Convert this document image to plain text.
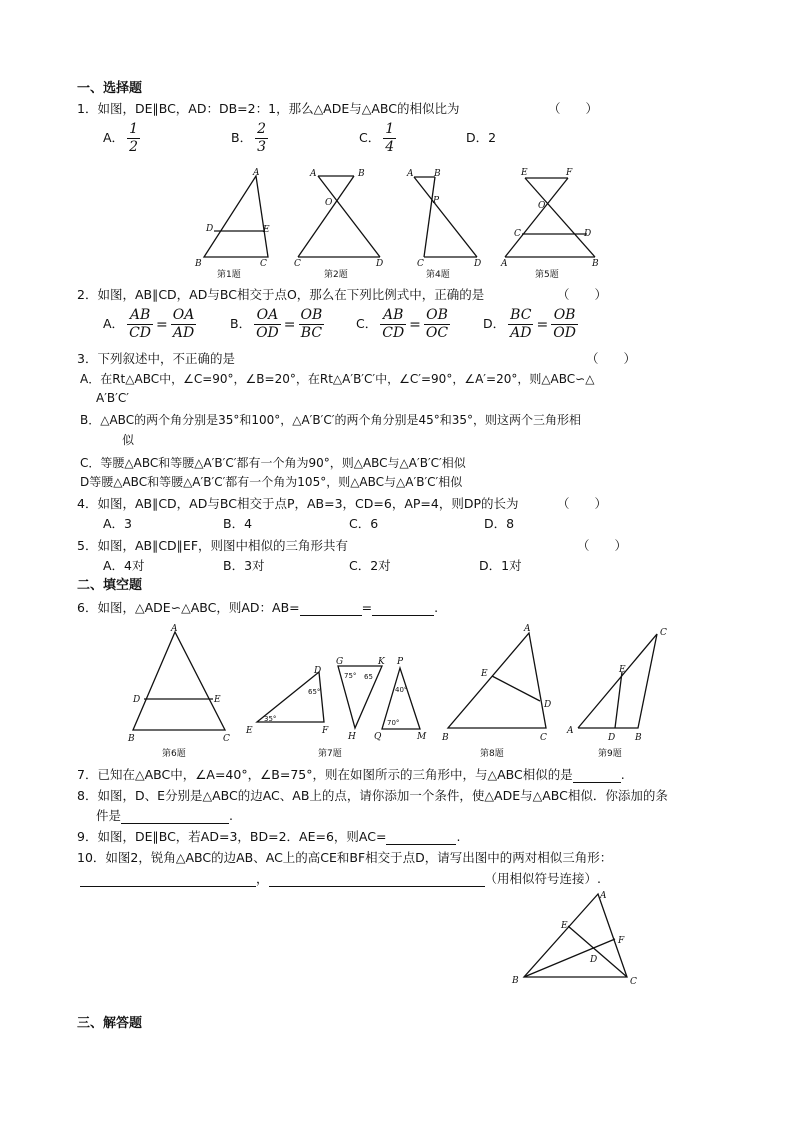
一、选择题
1．如图，DE∥BC，AD：DB=2：1，那么△ADE与△ABC的相似比为	（　　）
A． $\frac{1}{2}$	B． $\frac{2}{3}$	C． $\frac{1}{4}$	D．2
A
D	E
B	C
第1题
A	B
O
C	D
第2题
A B
P
C	D
第4题
E	F
O
C	D
A	B
第5题
2．如图，AB∥CD，AD与BC相交于点O，那么在下列比例式中，正确的是	（　　）
A． $\frac{AB}{CD} = \frac{OA}{AD}$	B． $\frac{OA}{OD} = \frac{OB}{BC}$	C． $\frac{AB}{CD} = \frac{OB}{OC}$	D． $\frac{BC}{AD} = \frac{OB}{OD}$
3．下列叙述中，不正确的是	（　　）
A．在Rt△ABC中，∠C=90°，∠B=20°，在Rt△A′B′C′中，∠C′=90°，∠A′=20°，则△ABC∽△
A′B′C′
B．△ABC的两个角分别是35°和100°，△A′B′C′的两个角分别是45°和35°，则这两个三角形相
似
C．等腰△ABC和等腰△A′B′C′都有一个角为90°，则△ABC与△A′B′C′相似
D等腰△ABC和等腰△A′B′C′都有一个角为105°，则△ABC与△A′B′C′相似
4．如图，AB∥CD，AD与BC相交于点P，AB=3，CD=6，AP=4，则DP的长为	（　　）
A．3	B．4	C．6	D．8
5．如图，AB∥CD∥EF，则图中相似的三角形共有	（　　）
A．4对	B．3对	C．2对	D．1对
二、填空题
6．如图，△ADE∽△ABC，则AD：AB=	=	.
A
D	E
B	C
第6题
D
E	F
65°
35°
G	K
H
75° 65
P
Q	M
40°
70°
第7题
A
E
D
B	C
第8题
C
E
A
D B
第9题
7．已知在△ABC中，∠A=40°，∠B=75°，则在如图所示的三角形中，与△ABC相似的是	.
8．如图，D、E分别是△ABC的边AC、AB上的点，请你添加一个条件，使△ADE与△ABC相似．你添加的条
件是	.
9．如图，DE∥BC，若AD=3，BD=2．AE=6，则AC=	.
10．如图2，锐角△ABC的边AB、AC上的高CE和BF相交于点D，请写出图中的两对相似三角形：
，	（用相似符号连接）.
A
E
F
D
B	C
三、解答题
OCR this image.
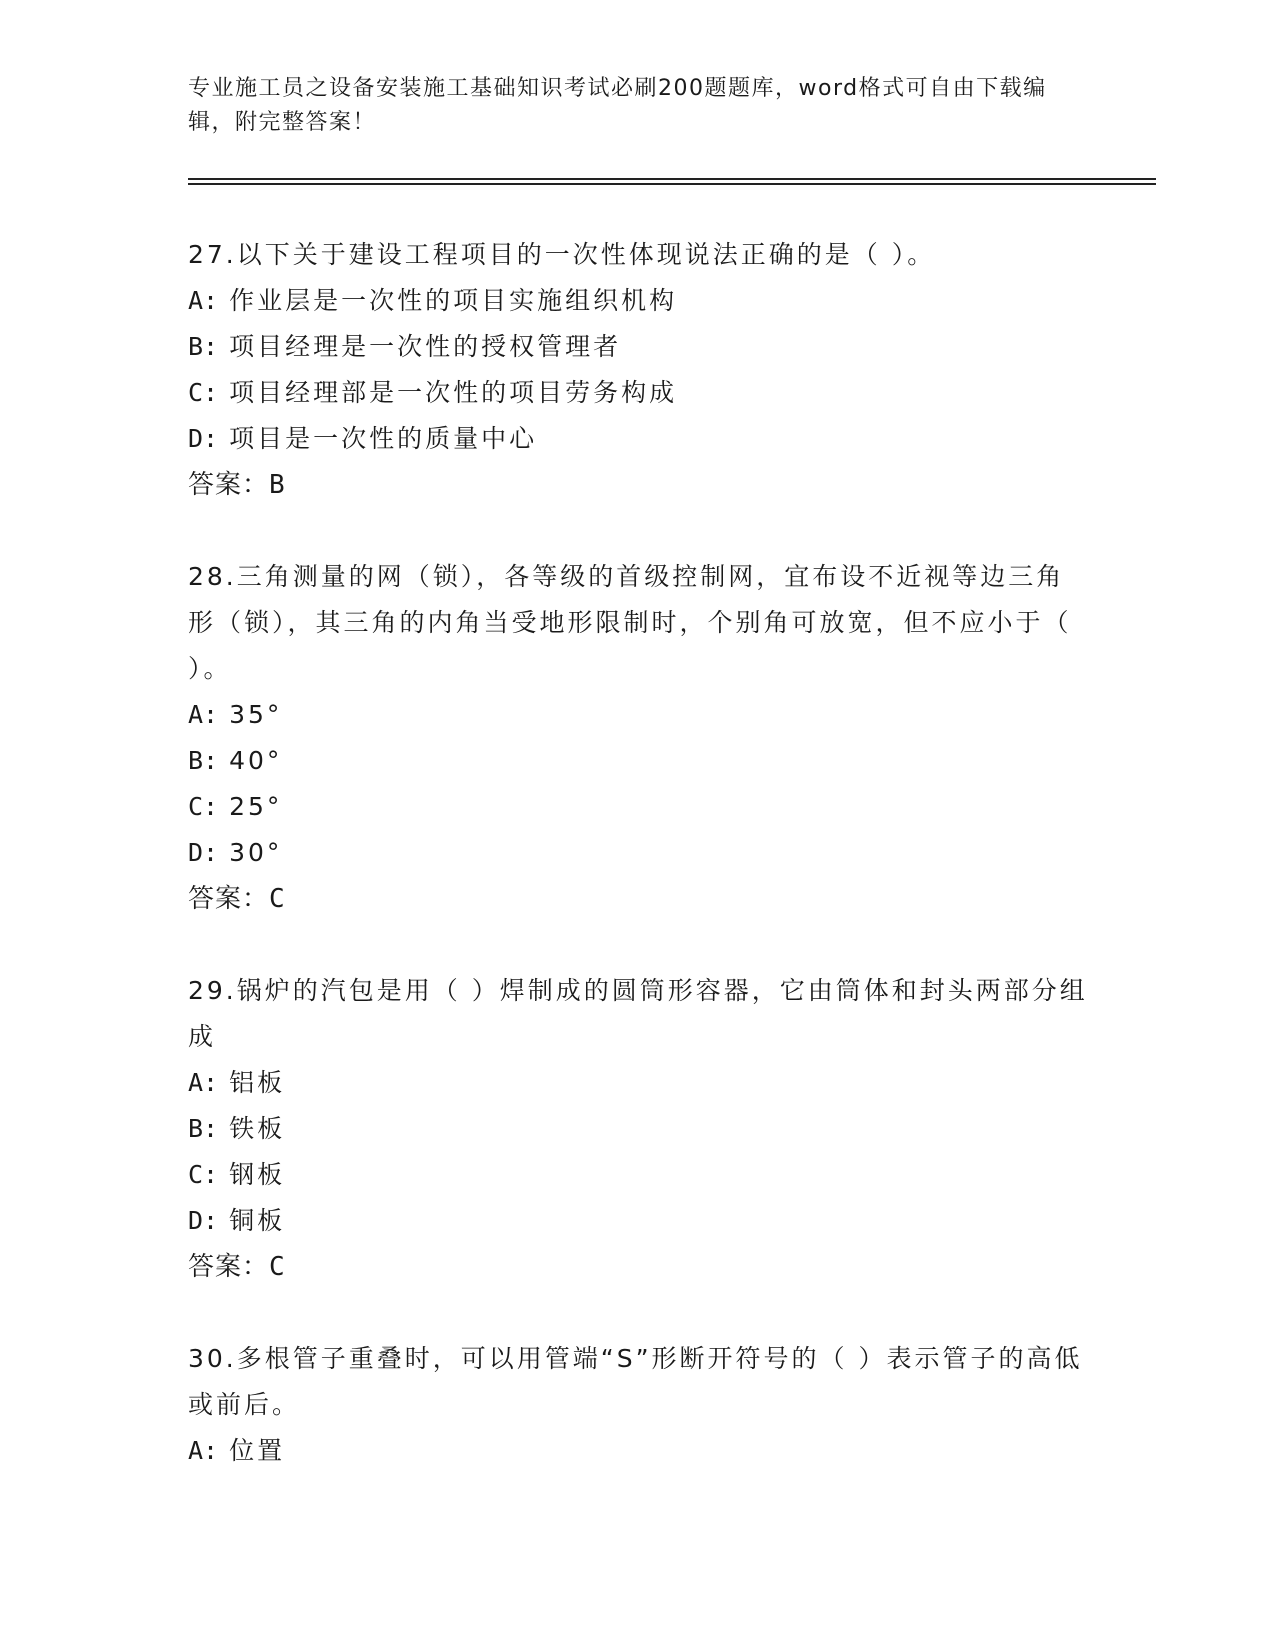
专业施工员之设备安装施工基础知识考试必刷200题题库，word格式可自由下载编辑，附完整答案！

27.以下关于建设工程项目的一次性体现说法正确的是（ ）。

A: 作业层是一次性的项目实施组织机构

B: 项目经理是一次性的授权管理者

C: 项目经理部是一次性的项目劳务构成

D: 项目是一次性的质量中心

答案：B

28.三角测量的网（锁），各等级的首级控制网，宜布设不近视等边三角形（锁），其三角的内角当受地形限制时，个别角可放宽，但不应小于（ ）。

A: 35°

B: 40°

C: 25°

D: 30°

答案：C

29.锅炉的汽包是用（ ）焊制成的圆筒形容器，它由筒体和封头两部分组成

A: 铝板

B: 铁板

C: 钢板

D: 铜板

答案：C

30.多根管子重叠时，可以用管端“S”形断开符号的（ ）表示管子的高低或前后。

A: 位置
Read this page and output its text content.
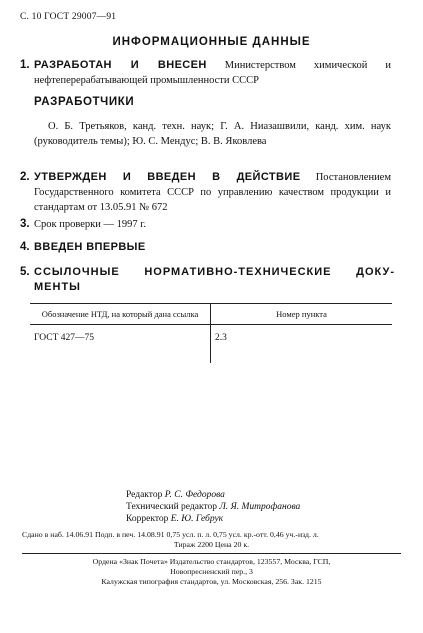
С. 10 ГОСТ 29007—91
ИНФОРМАЦИОННЫЕ ДАННЫЕ
1. РАЗРАБОТАН И ВНЕСЕН Министерством химической и нефтеперерабатывающей промышленности СССР
РАЗРАБОТЧИКИ
О. Б. Третьяков, канд. техн. наук; Г. А. Ниазашвили, канд. хим. наук (руководитель темы); Ю. С. Мендус; В. В. Яковлева
2. УТВЕРЖДЕН И ВВЕДЕН В ДЕЙСТВИЕ Постановлением Государственного комитета СССР по управлению качеством продукции и стандартам от 13.05.91 № 672
3. Срок проверки — 1997 г.
4. ВВЕДЕН ВПЕРВЫЕ
5. ССЫЛОЧНЫЕ НОРМАТИВНО-ТЕХНИЧЕСКИЕ ДОКУ-
МЕНТЫ
Обозначение НТД, на который дана ссылка	Номер пункта
ГОСТ 427—75	2.3
Редактор Р. С. Федорова
Технический редактор Л. Я. Митрофанова
Корректор Е. Ю. Гебрук
Сдано в наб. 14.06.91 Подп. в печ. 14.08.91 0,75 усл. п. л. 0,75 усл. кр.-отт. 0,46 уч.-изд. л.
Тираж 2200 Цена 20 к.
Ордена «Знак Почета» Издательство стандартов, 123557, Москва, ГСП,
Новопресненский пер., 3
Калужская типография стандартов, ул. Московская, 256. Зак. 1215
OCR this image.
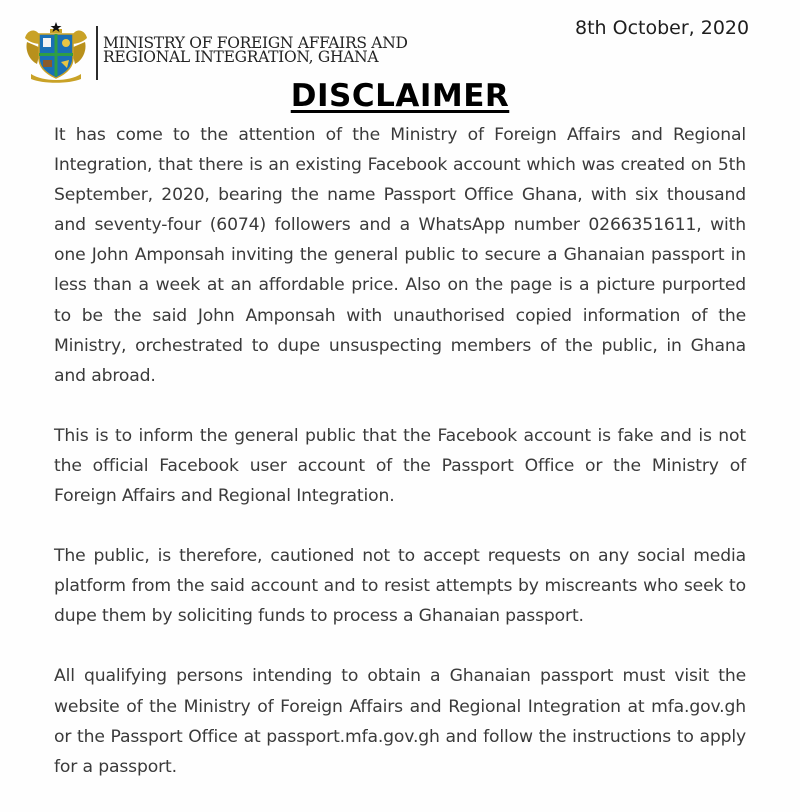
MINISTRY OF FOREIGN AFFAIRS AND
REGIONAL INTEGRATION, GHANA
8th October, 2020
DISCLAIMER

It has come to the attention of the Ministry of Foreign Affairs and Regional Integration, that there is an existing Facebook account which was created on 5th September, 2020, bearing the name Passport Office Ghana, with six thousand and seventy-four (6074) followers and a WhatsApp number 0266351611, with one John Amponsah inviting the general public to secure a Ghanaian passport in less than a week at an affordable price. Also on the page is a picture purported to be the said John Amponsah with unauthorised copied information of the Ministry, orchestrated to dupe unsuspecting members of the public, in Ghana and abroad.

This is to inform the general public that the Facebook account is fake and is not the official Facebook user account of the Passport Office or the Ministry of Foreign Affairs and Regional Integration.

The public, is therefore, cautioned not to accept requests on any social media platform from the said account and to resist attempts by miscreants who seek to dupe them by soliciting funds to process a Ghanaian passport.

All qualifying persons intending to obtain a Ghanaian passport must visit the website of the Ministry of Foreign Affairs and Regional Integration at mfa.gov.gh or the Passport Office at passport.mfa.gov.gh and follow the instructions to apply for a passport.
- - - - - - -
Show each line of the data that contains the string "text".

▶ **COMPLETE ANSWER**:
Convert this document image to plain text.
Read this page and output its text content.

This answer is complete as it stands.